>> begin ENTRIES SHOWN

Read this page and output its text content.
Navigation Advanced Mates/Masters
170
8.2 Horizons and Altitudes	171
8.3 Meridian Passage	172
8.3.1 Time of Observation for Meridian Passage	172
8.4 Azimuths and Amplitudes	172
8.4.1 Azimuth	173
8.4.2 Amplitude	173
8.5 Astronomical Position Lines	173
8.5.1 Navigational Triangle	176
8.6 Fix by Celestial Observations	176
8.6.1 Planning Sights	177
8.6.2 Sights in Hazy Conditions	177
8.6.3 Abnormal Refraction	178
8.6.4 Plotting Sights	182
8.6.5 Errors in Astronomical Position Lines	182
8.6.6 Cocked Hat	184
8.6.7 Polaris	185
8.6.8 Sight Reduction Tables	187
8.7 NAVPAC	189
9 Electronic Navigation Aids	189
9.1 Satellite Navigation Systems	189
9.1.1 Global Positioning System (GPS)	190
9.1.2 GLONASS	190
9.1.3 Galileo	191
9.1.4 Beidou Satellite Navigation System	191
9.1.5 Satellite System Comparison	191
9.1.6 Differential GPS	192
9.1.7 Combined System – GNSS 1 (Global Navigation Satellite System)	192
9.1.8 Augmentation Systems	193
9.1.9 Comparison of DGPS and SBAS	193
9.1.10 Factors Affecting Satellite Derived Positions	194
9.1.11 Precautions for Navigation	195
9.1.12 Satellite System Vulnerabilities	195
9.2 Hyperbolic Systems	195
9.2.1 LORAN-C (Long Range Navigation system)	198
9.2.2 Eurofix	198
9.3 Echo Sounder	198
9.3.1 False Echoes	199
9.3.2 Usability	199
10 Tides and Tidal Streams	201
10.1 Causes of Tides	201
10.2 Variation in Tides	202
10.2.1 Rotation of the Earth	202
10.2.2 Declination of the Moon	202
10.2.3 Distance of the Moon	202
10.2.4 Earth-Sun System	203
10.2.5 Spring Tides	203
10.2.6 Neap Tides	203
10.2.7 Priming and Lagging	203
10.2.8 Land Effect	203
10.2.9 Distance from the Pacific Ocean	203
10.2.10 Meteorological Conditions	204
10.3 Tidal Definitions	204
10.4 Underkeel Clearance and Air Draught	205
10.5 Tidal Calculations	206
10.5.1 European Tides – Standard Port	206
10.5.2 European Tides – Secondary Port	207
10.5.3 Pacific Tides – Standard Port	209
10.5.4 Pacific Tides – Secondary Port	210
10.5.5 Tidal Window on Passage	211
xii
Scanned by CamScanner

>> end ENTRIES SHOWN

• GOAL: Scan the listing above for the word "Distance" and show each line where it is found.

• SOLUTION:
10.2.3 Distance of the Moon	202
10.2.9 Distance from the Pacific Ocean	203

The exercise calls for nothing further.